=== SET EXERCISE ===
Copy every line of the listing that holds the string "Center".

=== RECORDS FOR PROCESSING ===
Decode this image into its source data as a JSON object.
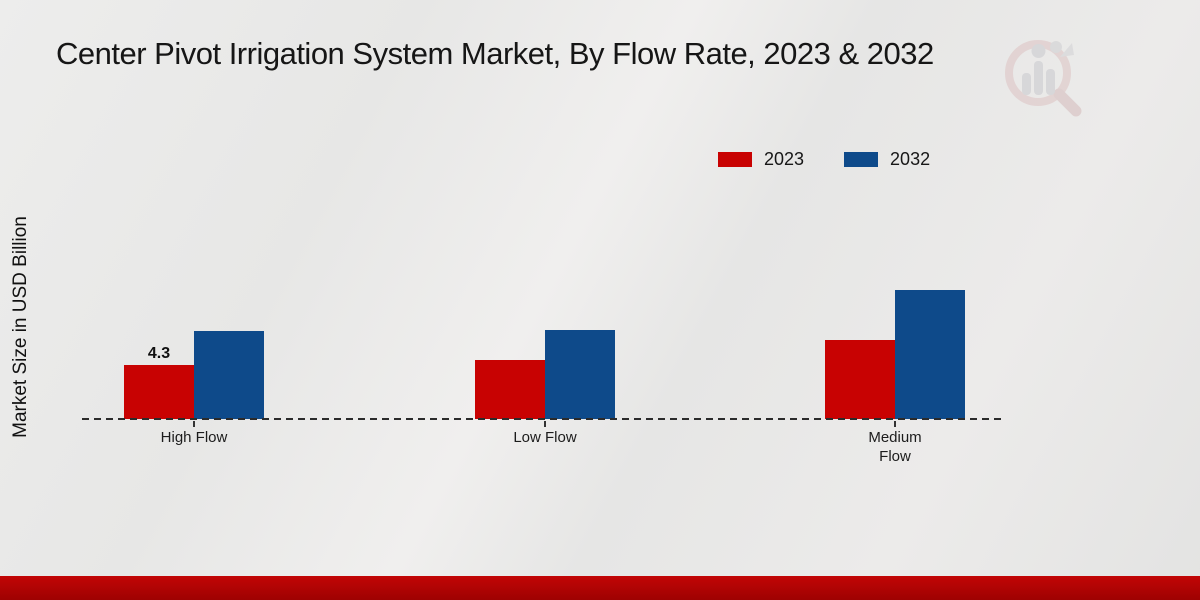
{
  "title": "Center Pivot Irrigation System Market, By Flow Rate, 2023 & 2032",
  "y_axis_label": "Market Size in USD Billion",
  "colors": {
    "series_2023": "#c80202",
    "series_2032": "#0e4a8a",
    "background": "#e8e8e8",
    "footer_stripe": "#b30404",
    "axis_line": "#2b2b2b",
    "text": "#161616"
  },
  "legend": {
    "position": "top-right",
    "items": [
      {
        "label": "2023",
        "color": "#c80202"
      },
      {
        "label": "2032",
        "color": "#0e4a8a"
      }
    ]
  },
  "watermark_icon": "magnifier-bar-chart-logo",
  "chart_data": {
    "type": "bar",
    "title": "Center Pivot Irrigation System Market, By Flow Rate, 2023 & 2032",
    "xlabel": "",
    "ylabel": "Market Size in USD Billion",
    "categories": [
      "High Flow",
      "Low Flow",
      "Medium Flow"
    ],
    "category_display": [
      "High Flow",
      "Low Flow",
      "Medium\nFlow"
    ],
    "series": [
      {
        "name": "2023",
        "color": "#c80202",
        "values": [
          4.3,
          4.7,
          6.3
        ],
        "point_labels": [
          "4.3",
          "",
          ""
        ]
      },
      {
        "name": "2032",
        "color": "#0e4a8a",
        "values": [
          7.0,
          7.1,
          10.3
        ],
        "point_labels": [
          "",
          "",
          ""
        ]
      }
    ],
    "ylim": [
      0,
      12
    ],
    "grid": false,
    "y_axis_ticks_visible": false,
    "baseline_style": "dashed",
    "legend_position": "top-right"
  }
}
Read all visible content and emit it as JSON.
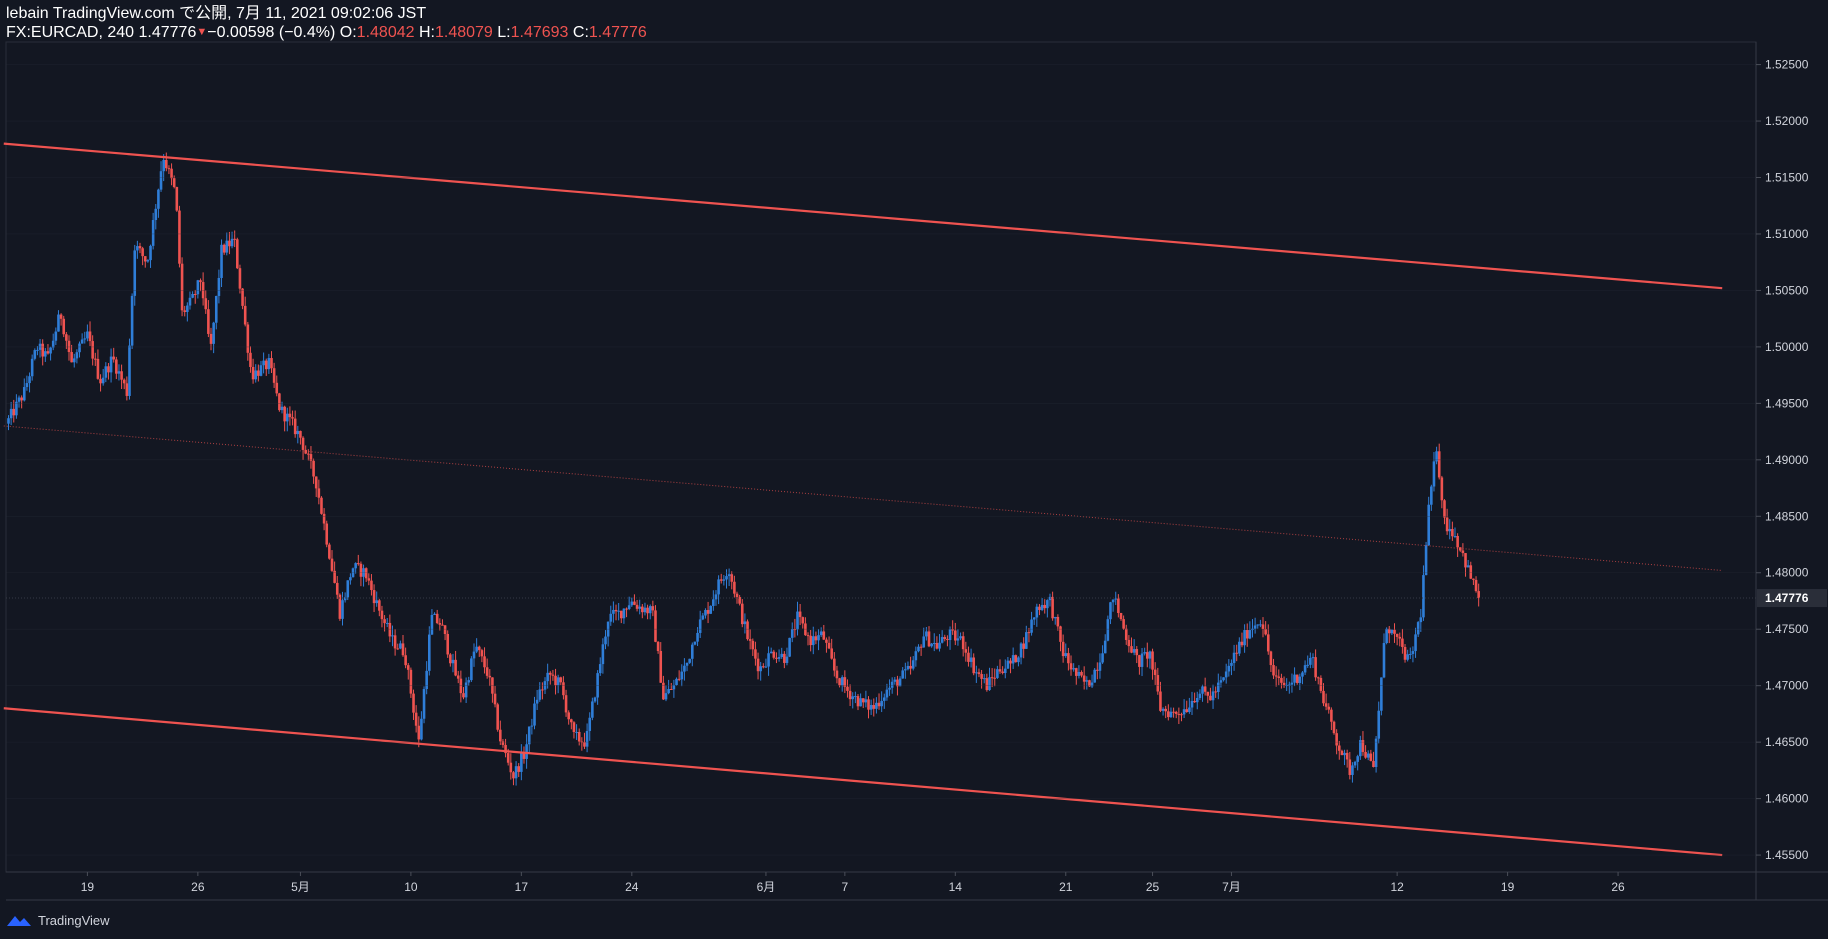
{
  "header": {
    "line1": "lebain TradingView.com で公開, 7月 11, 2021 09:02:06 JST",
    "symbol": "FX:EURCAD, 240",
    "last": "1.47776",
    "change": "−0.00598 (−0.4%)",
    "o_label": "O:",
    "o_value": "1.48042",
    "h_label": "H:",
    "h_value": "1.48079",
    "l_label": "L:",
    "l_value": "1.47693",
    "c_label": "C:",
    "c_value": "1.47776"
  },
  "footer": {
    "brand": "TradingView"
  },
  "colors": {
    "background": "#131722",
    "up": "#2f7ed8",
    "down": "#ef5350",
    "channel": "#ef5350",
    "grid": "#2a2e39",
    "axis_text": "#d1d4dc"
  },
  "chart_data": {
    "type": "candlestick",
    "symbol": "FX:EURCAD",
    "interval": "240",
    "y_axis": {
      "range": [
        1.4535,
        1.527
      ],
      "ticks": [
        "1.52500",
        "1.52000",
        "1.51500",
        "1.51000",
        "1.50500",
        "1.50000",
        "1.49500",
        "1.49000",
        "1.48500",
        "1.48000",
        "1.47500",
        "1.47000",
        "1.46500",
        "1.46000",
        "1.45500"
      ],
      "current_price_label": "1.47776",
      "current_price": 1.47776
    },
    "x_axis": {
      "labels": [
        "19",
        "26",
        "5月",
        "10",
        "17",
        "24",
        "6月",
        "7",
        "14",
        "21",
        "25",
        "7月",
        "12",
        "19",
        "26"
      ],
      "label_days": [
        5,
        12,
        18.5,
        25.5,
        32.5,
        39.5,
        48,
        53,
        60,
        67,
        72.5,
        77.5,
        88,
        95,
        102
      ]
    },
    "close_path": [
      [
        0,
        1.4935
      ],
      [
        1,
        1.496
      ],
      [
        1.8,
        1.5
      ],
      [
        2.5,
        1.499
      ],
      [
        3.3,
        1.503
      ],
      [
        4,
        1.4985
      ],
      [
        5,
        1.501
      ],
      [
        5.8,
        1.497
      ],
      [
        6.6,
        1.499
      ],
      [
        7.5,
        1.496
      ],
      [
        8,
        1.509
      ],
      [
        8.8,
        1.5075
      ],
      [
        9.8,
        1.517
      ],
      [
        10.6,
        1.5135
      ],
      [
        11,
        1.503
      ],
      [
        11.6,
        1.504
      ],
      [
        12.2,
        1.506
      ],
      [
        12.8,
        1.4995
      ],
      [
        13.5,
        1.5085
      ],
      [
        14.3,
        1.5095
      ],
      [
        14.8,
        1.504
      ],
      [
        15.4,
        1.4975
      ],
      [
        16.5,
        1.4985
      ],
      [
        17.2,
        1.4945
      ],
      [
        17.8,
        1.4935
      ],
      [
        18.5,
        1.492
      ],
      [
        19.5,
        1.488
      ],
      [
        20.3,
        1.482
      ],
      [
        21,
        1.4765
      ],
      [
        21.8,
        1.4805
      ],
      [
        22.6,
        1.48
      ],
      [
        23.4,
        1.477
      ],
      [
        24.3,
        1.474
      ],
      [
        25.1,
        1.473
      ],
      [
        26,
        1.465
      ],
      [
        26.8,
        1.476
      ],
      [
        27.4,
        1.4755
      ],
      [
        28.1,
        1.472
      ],
      [
        28.8,
        1.469
      ],
      [
        29.6,
        1.4735
      ],
      [
        30.4,
        1.471
      ],
      [
        31.2,
        1.465
      ],
      [
        32,
        1.462
      ],
      [
        32.7,
        1.464
      ],
      [
        33.5,
        1.469
      ],
      [
        34.3,
        1.471
      ],
      [
        35,
        1.47
      ],
      [
        35.8,
        1.4655
      ],
      [
        36.6,
        1.465
      ],
      [
        37.3,
        1.4705
      ],
      [
        38,
        1.476
      ],
      [
        38.8,
        1.4765
      ],
      [
        39.4,
        1.4775
      ],
      [
        40,
        1.477
      ],
      [
        40.8,
        1.4765
      ],
      [
        41.5,
        1.469
      ],
      [
        42.2,
        1.47
      ],
      [
        43,
        1.472
      ],
      [
        43.6,
        1.475
      ],
      [
        44.4,
        1.477
      ],
      [
        45,
        1.479
      ],
      [
        45.6,
        1.4805
      ],
      [
        46.2,
        1.4775
      ],
      [
        46.9,
        1.474
      ],
      [
        47.6,
        1.4715
      ],
      [
        48.4,
        1.473
      ],
      [
        49.2,
        1.4725
      ],
      [
        50,
        1.476
      ],
      [
        50.8,
        1.474
      ],
      [
        51.6,
        1.4745
      ],
      [
        52.4,
        1.471
      ],
      [
        53.2,
        1.4695
      ],
      [
        54,
        1.4685
      ],
      [
        54.8,
        1.468
      ],
      [
        55.6,
        1.4695
      ],
      [
        56.4,
        1.4705
      ],
      [
        57.2,
        1.4715
      ],
      [
        58,
        1.4745
      ],
      [
        58.8,
        1.4735
      ],
      [
        59.6,
        1.4745
      ],
      [
        60.4,
        1.474
      ],
      [
        61.2,
        1.4715
      ],
      [
        62,
        1.47
      ],
      [
        62.8,
        1.4715
      ],
      [
        63.6,
        1.472
      ],
      [
        64.4,
        1.474
      ],
      [
        65.2,
        1.477
      ],
      [
        66,
        1.4775
      ],
      [
        66.8,
        1.473
      ],
      [
        67.6,
        1.471
      ],
      [
        68.4,
        1.47
      ],
      [
        69.2,
        1.4725
      ],
      [
        70,
        1.478
      ],
      [
        70.8,
        1.4745
      ],
      [
        71.6,
        1.472
      ],
      [
        72.3,
        1.473
      ],
      [
        73,
        1.468
      ],
      [
        73.8,
        1.4675
      ],
      [
        74.6,
        1.468
      ],
      [
        75.4,
        1.4695
      ],
      [
        76.2,
        1.469
      ],
      [
        77,
        1.4705
      ],
      [
        77.8,
        1.473
      ],
      [
        78.6,
        1.475
      ],
      [
        79.4,
        1.476
      ],
      [
        80.2,
        1.4705
      ],
      [
        81,
        1.47
      ],
      [
        81.8,
        1.471
      ],
      [
        82.6,
        1.4725
      ],
      [
        83.4,
        1.4685
      ],
      [
        84.2,
        1.465
      ],
      [
        85,
        1.4625
      ],
      [
        85.7,
        1.465
      ],
      [
        86.5,
        1.4625
      ],
      [
        87.3,
        1.4755
      ],
      [
        88,
        1.474
      ],
      [
        88.8,
        1.472
      ],
      [
        89.5,
        1.4765
      ],
      [
        90,
        1.4855
      ],
      [
        90.5,
        1.4912
      ],
      [
        91,
        1.4845
      ],
      [
        91.6,
        1.4835
      ],
      [
        92.2,
        1.4815
      ],
      [
        92.8,
        1.479
      ],
      [
        93.3,
        1.47776
      ]
    ],
    "channel_lines": [
      {
        "name": "upper",
        "points": [
          [
            -0.3,
            1.518
          ],
          [
            108.6,
            1.5052
          ]
        ]
      },
      {
        "name": "midline",
        "points": [
          [
            -0.3,
            1.493
          ],
          [
            108.6,
            1.4802
          ]
        ],
        "style": "dotted"
      },
      {
        "name": "lower",
        "points": [
          [
            -0.3,
            1.468
          ],
          [
            108.6,
            1.455
          ]
        ]
      }
    ]
  }
}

=== CORRECT RESPONSE ===
  "title": "Center Pivot Irrigation System Market, By Flow Rate, 2023 & 2032",
    "title": "Center Pivot Irrigation System Market, By Flow Rate, 2023 & 2032",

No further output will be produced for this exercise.